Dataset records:
◆ ◆ ◆
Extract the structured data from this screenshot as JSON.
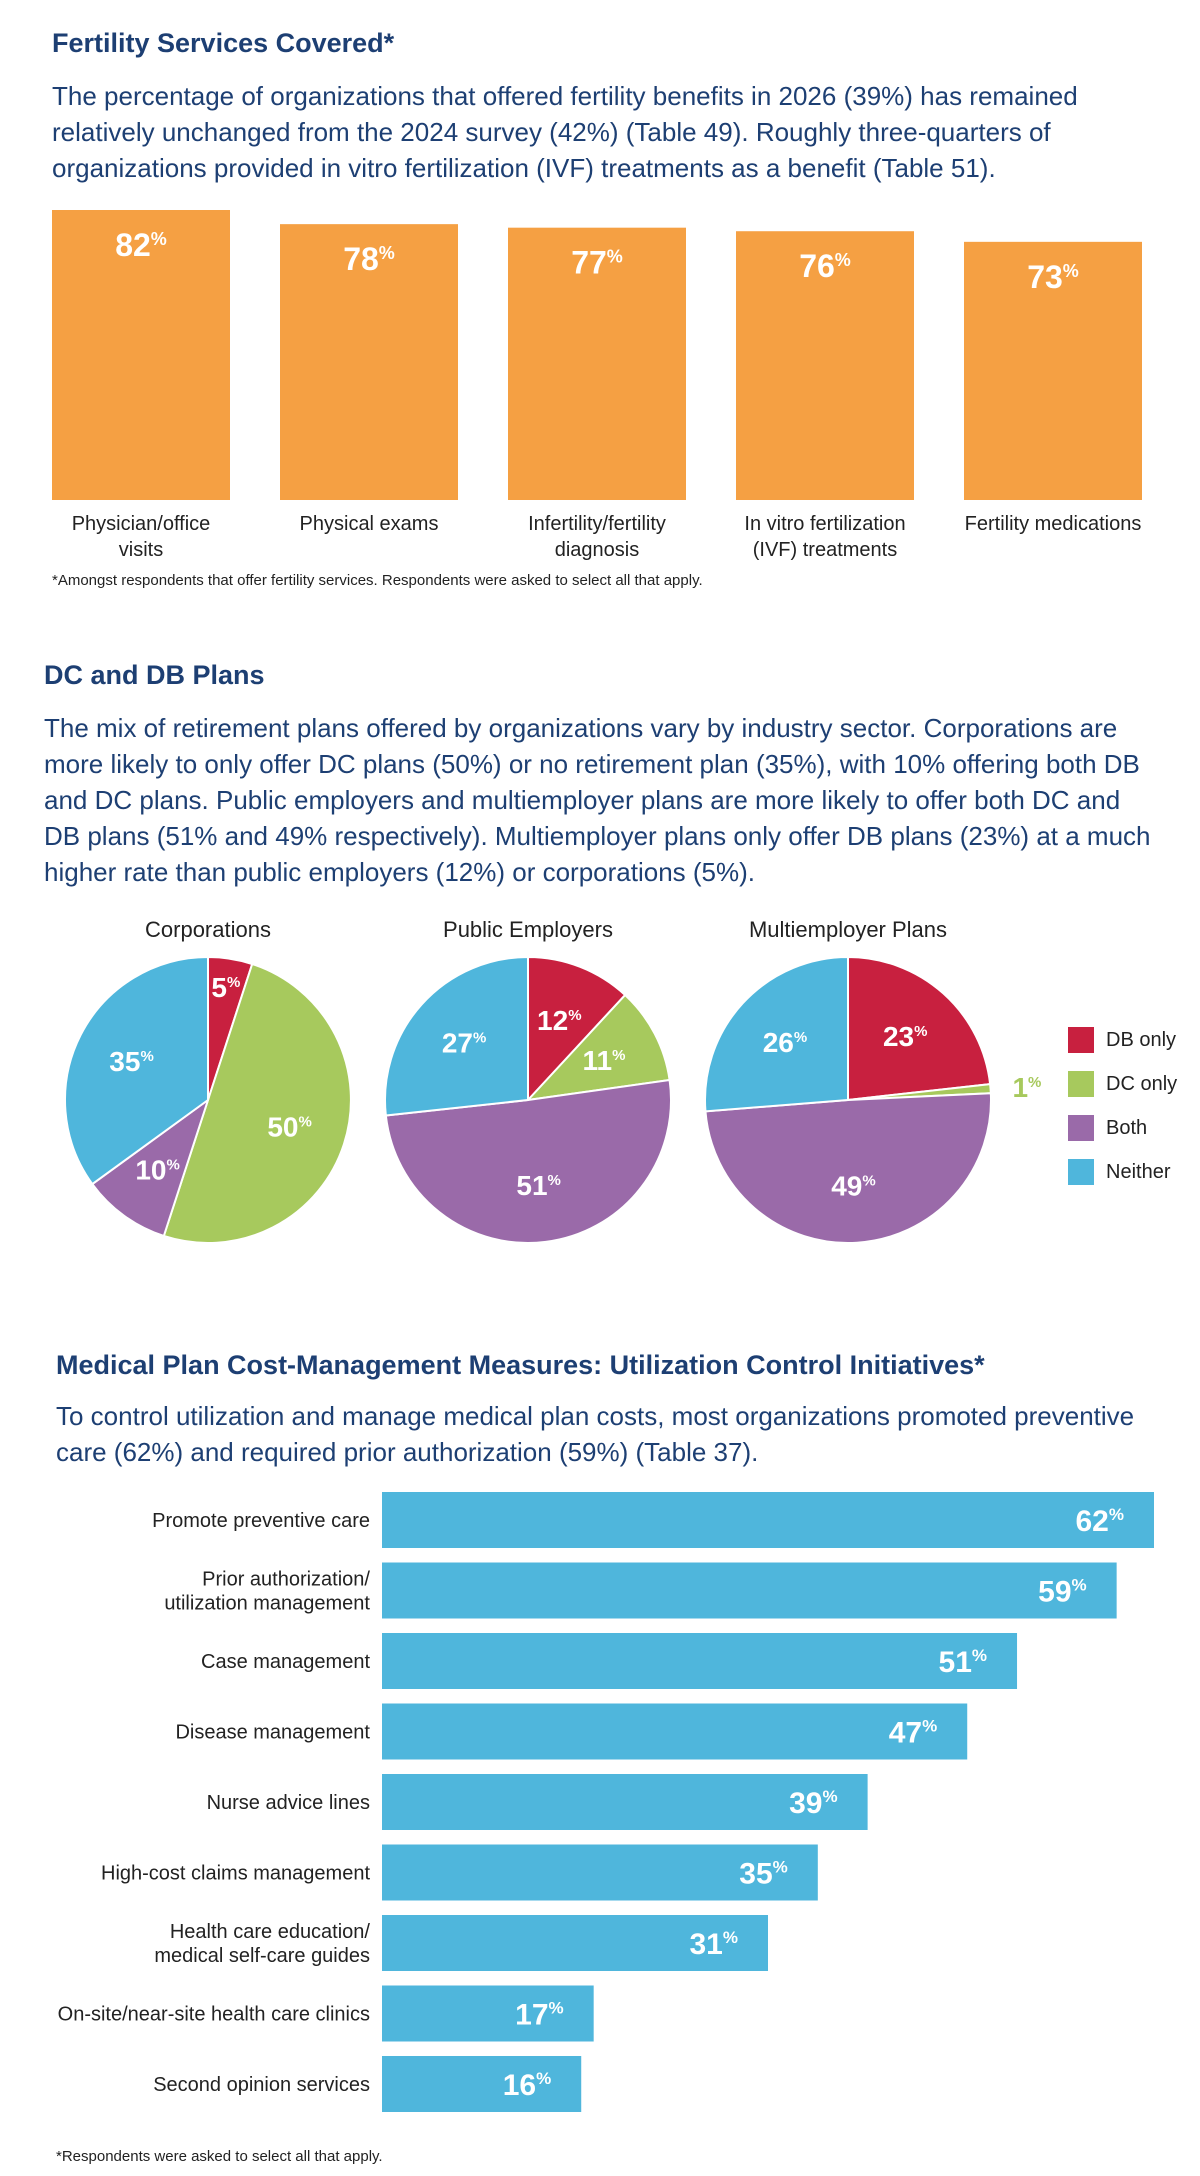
{
  "fertility": {
    "title": "Fertility Services Covered*",
    "intro_lines": [
      "The percentage of organizations that offered fertility benefits in 2026 (39%) has remained",
      "relatively unchanged from the 2024 survey (42%) (Table 49). Roughly three-quarters of",
      "organizations provided in vitro fertilization (IVF) treatments as a benefit (Table 51)."
    ],
    "footnote": "*Amongst respondents that offer fertility services. Respondents were asked to select all that apply."
  },
  "dcdb": {
    "title": "DC and DB Plans",
    "intro_lines": [
      "The mix of retirement plans offered by organizations vary by industry sector. Corporations are",
      "more likely to only offer DC plans (50%) or no retirement plan (35%), with 10% offering both DB",
      "and DC plans. Public employers and multiemployer plans are more likely to offer both DC and",
      "DB plans (51% and 49% respectively). Multiemployer plans only offer DB plans (23%) at a much",
      "higher rate than public employers (12%) or corporations (5%)."
    ]
  },
  "medical": {
    "title": "Medical Plan Cost-Management Measures: Utilization Control Initiatives*",
    "intro_lines": [
      "To control utilization and manage medical plan costs, most organizations promoted preventive",
      "care (62%) and required prior authorization (59%) (Table 37)."
    ],
    "footnote": "*Respondents were asked to select all that apply."
  },
  "colors": {
    "heading": "#1d3f73",
    "orange": "#f5a043",
    "db_only": "#c8203f",
    "dc_only": "#a7c95d",
    "both": "#9a6aa9",
    "neither": "#4fb6dc",
    "bar_blue": "#4fb6dc"
  },
  "chart_data": [
    {
      "type": "bar",
      "orientation": "vertical",
      "categories": [
        [
          "Physician/office",
          "visits"
        ],
        [
          "Physical exams"
        ],
        [
          "Infertility/fertility",
          "diagnosis"
        ],
        [
          "In vitro fertilization",
          "(IVF) treatments"
        ],
        [
          "Fertility medications"
        ]
      ],
      "values": [
        82,
        78,
        77,
        76,
        73
      ],
      "unit": "%",
      "ylim": [
        0,
        82
      ]
    },
    {
      "type": "pie",
      "legend": [
        "DB only",
        "DC only",
        "Both",
        "Neither"
      ],
      "legend_position": "right",
      "pies": [
        {
          "title": "Corporations",
          "values": [
            5,
            50,
            10,
            35
          ]
        },
        {
          "title": "Public Employers",
          "values": [
            12,
            11,
            51,
            27
          ]
        },
        {
          "title": "Multiemployer Plans",
          "values": [
            23,
            1,
            49,
            26
          ]
        }
      ],
      "unit": "%"
    },
    {
      "type": "bar",
      "orientation": "horizontal",
      "categories": [
        [
          "Promote preventive care"
        ],
        [
          "Prior authorization/",
          "utilization management"
        ],
        [
          "Case management"
        ],
        [
          "Disease management"
        ],
        [
          "Nurse advice lines"
        ],
        [
          "High-cost claims management"
        ],
        [
          "Health care education/",
          "medical self-care guides"
        ],
        [
          "On-site/near-site health care clinics"
        ],
        [
          "Second opinion services"
        ]
      ],
      "values": [
        62,
        59,
        51,
        47,
        39,
        35,
        31,
        17,
        16
      ],
      "unit": "%",
      "xlim": [
        0,
        62
      ]
    }
  ]
}
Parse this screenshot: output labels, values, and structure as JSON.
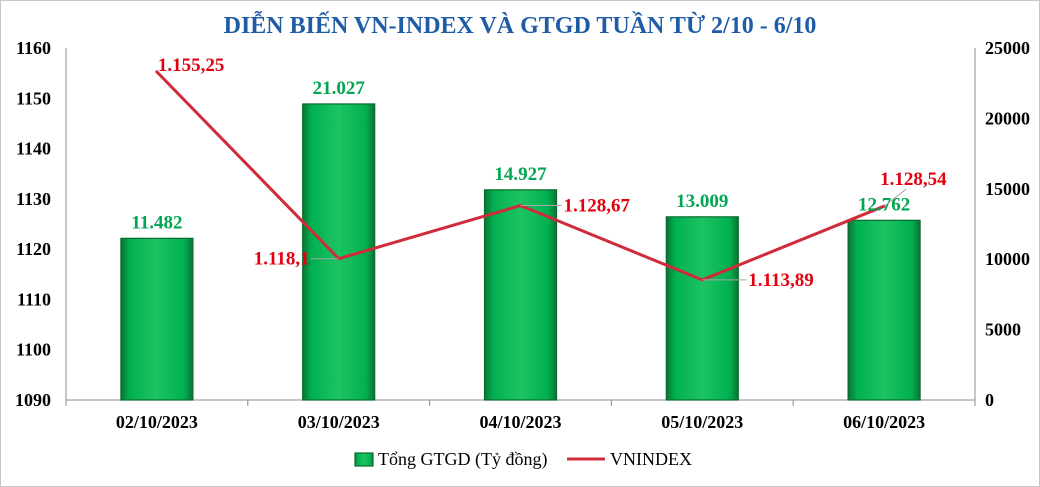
{
  "chart_data": {
    "type": "bar",
    "title": "DIỄN BIẾN VN-INDEX VÀ GTGD TUẦN TỪ 2/10 - 6/10",
    "title_color": "#1f5ca8",
    "categories": [
      "02/10/2023",
      "03/10/2023",
      "04/10/2023",
      "05/10/2023",
      "06/10/2023"
    ],
    "series": [
      {
        "name": "Tổng GTGD (Tỷ đồng)",
        "type": "bar",
        "y_axis": "right",
        "values": [
          11482,
          21027,
          14927,
          13009,
          12762
        ],
        "data_labels": [
          "11.482",
          "21.027",
          "14.927",
          "13.009",
          "12.762"
        ],
        "color": "#00b050",
        "label_color": "#00a651"
      },
      {
        "name": "VNINDEX",
        "type": "line",
        "y_axis": "left",
        "values": [
          1155.25,
          1118.1,
          1128.67,
          1113.89,
          1128.54
        ],
        "data_labels": [
          "1.155,25",
          "1.118,1",
          "1.128,67",
          "1.113,89",
          "1.128,54"
        ],
        "color": "#d02b3a",
        "label_color": "#e3000f"
      }
    ],
    "y_left": {
      "ylim": [
        1090,
        1160
      ],
      "ticks": [
        1160,
        1150,
        1140,
        1130,
        1120,
        1110,
        1100,
        1090
      ]
    },
    "y_right": {
      "ylim": [
        0,
        25000
      ],
      "ticks": [
        25000,
        20000,
        15000,
        10000,
        5000,
        0
      ]
    },
    "grid": false,
    "legend_position": "bottom"
  }
}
◆ ◆ ◆
[What needs to be done]
Transcribe the material exactly, keeping every word and none of the pictures.

[Result]
Extract the structured data from this screenshot as JSON.
{
  "fertility": {
    "title": "Fertility Services Covered*",
    "intro_lines": [
      "The percentage of organizations that offered fertility benefits in 2026 (39%) has remained",
      "relatively unchanged from the 2024 survey (42%) (Table 49). Roughly three-quarters of",
      "organizations provided in vitro fertilization (IVF) treatments as a benefit (Table 51)."
    ],
    "footnote": "*Amongst respondents that offer fertility services. Respondents were asked to select all that apply."
  },
  "dcdb": {
    "title": "DC and DB Plans",
    "intro_lines": [
      "The mix of retirement plans offered by organizations vary by industry sector. Corporations are",
      "more likely to only offer DC plans (50%) or no retirement plan (35%), with 10% offering both DB",
      "and DC plans. Public employers and multiemployer plans are more likely to offer both DC and",
      "DB plans (51% and 49% respectively). Multiemployer plans only offer DB plans (23%) at a much",
      "higher rate than public employers (12%) or corporations (5%)."
    ]
  },
  "medical": {
    "title": "Medical Plan Cost-Management Measures: Utilization Control Initiatives*",
    "intro_lines": [
      "To control utilization and manage medical plan costs, most organizations promoted preventive",
      "care (62%) and required prior authorization (59%) (Table 37)."
    ],
    "footnote": "*Respondents were asked to select all that apply."
  },
  "colors": {
    "heading": "#1d3f73",
    "orange": "#f5a043",
    "db_only": "#c8203f",
    "dc_only": "#a7c95d",
    "both": "#9a6aa9",
    "neither": "#4fb6dc",
    "bar_blue": "#4fb6dc"
  },
  "chart_data": [
    {
      "type": "bar",
      "orientation": "vertical",
      "categories": [
        [
          "Physician/office",
          "visits"
        ],
        [
          "Physical exams"
        ],
        [
          "Infertility/fertility",
          "diagnosis"
        ],
        [
          "In vitro fertilization",
          "(IVF) treatments"
        ],
        [
          "Fertility medications"
        ]
      ],
      "values": [
        82,
        78,
        77,
        76,
        73
      ],
      "unit": "%",
      "ylim": [
        0,
        82
      ]
    },
    {
      "type": "pie",
      "legend": [
        "DB only",
        "DC only",
        "Both",
        "Neither"
      ],
      "legend_position": "right",
      "pies": [
        {
          "title": "Corporations",
          "values": [
            5,
            50,
            10,
            35
          ]
        },
        {
          "title": "Public Employers",
          "values": [
            12,
            11,
            51,
            27
          ]
        },
        {
          "title": "Multiemployer Plans",
          "values": [
            23,
            1,
            49,
            26
          ]
        }
      ],
      "unit": "%"
    },
    {
      "type": "bar",
      "orientation": "horizontal",
      "categories": [
        [
          "Promote preventive care"
        ],
        [
          "Prior authorization/",
          "utilization management"
        ],
        [
          "Case management"
        ],
        [
          "Disease management"
        ],
        [
          "Nurse advice lines"
        ],
        [
          "High-cost claims management"
        ],
        [
          "Health care education/",
          "medical self-care guides"
        ],
        [
          "On-site/near-site health care clinics"
        ],
        [
          "Second opinion services"
        ]
      ],
      "values": [
        62,
        59,
        51,
        47,
        39,
        35,
        31,
        17,
        16
      ],
      "unit": "%",
      "xlim": [
        0,
        62
      ]
    }
  ]
}
Parse this screenshot: output labels, values, and structure as JSON.
{
  "chart_data": {
    "type": "bar",
    "title": "DIỄN BIẾN VN-INDEX VÀ GTGD TUẦN TỪ 2/10 - 6/10",
    "title_color": "#1f5ca8",
    "categories": [
      "02/10/2023",
      "03/10/2023",
      "04/10/2023",
      "05/10/2023",
      "06/10/2023"
    ],
    "series": [
      {
        "name": "Tổng GTGD (Tỷ đồng)",
        "type": "bar",
        "y_axis": "right",
        "values": [
          11482,
          21027,
          14927,
          13009,
          12762
        ],
        "data_labels": [
          "11.482",
          "21.027",
          "14.927",
          "13.009",
          "12.762"
        ],
        "color": "#00b050",
        "label_color": "#00a651"
      },
      {
        "name": "VNINDEX",
        "type": "line",
        "y_axis": "left",
        "values": [
          1155.25,
          1118.1,
          1128.67,
          1113.89,
          1128.54
        ],
        "data_labels": [
          "1.155,25",
          "1.118,1",
          "1.128,67",
          "1.113,89",
          "1.128,54"
        ],
        "color": "#d02b3a",
        "label_color": "#e3000f"
      }
    ],
    "y_left": {
      "ylim": [
        1090,
        1160
      ],
      "ticks": [
        1160,
        1150,
        1140,
        1130,
        1120,
        1110,
        1100,
        1090
      ]
    },
    "y_right": {
      "ylim": [
        0,
        25000
      ],
      "ticks": [
        25000,
        20000,
        15000,
        10000,
        5000,
        0
      ]
    },
    "grid": false,
    "legend_position": "bottom"
  }
}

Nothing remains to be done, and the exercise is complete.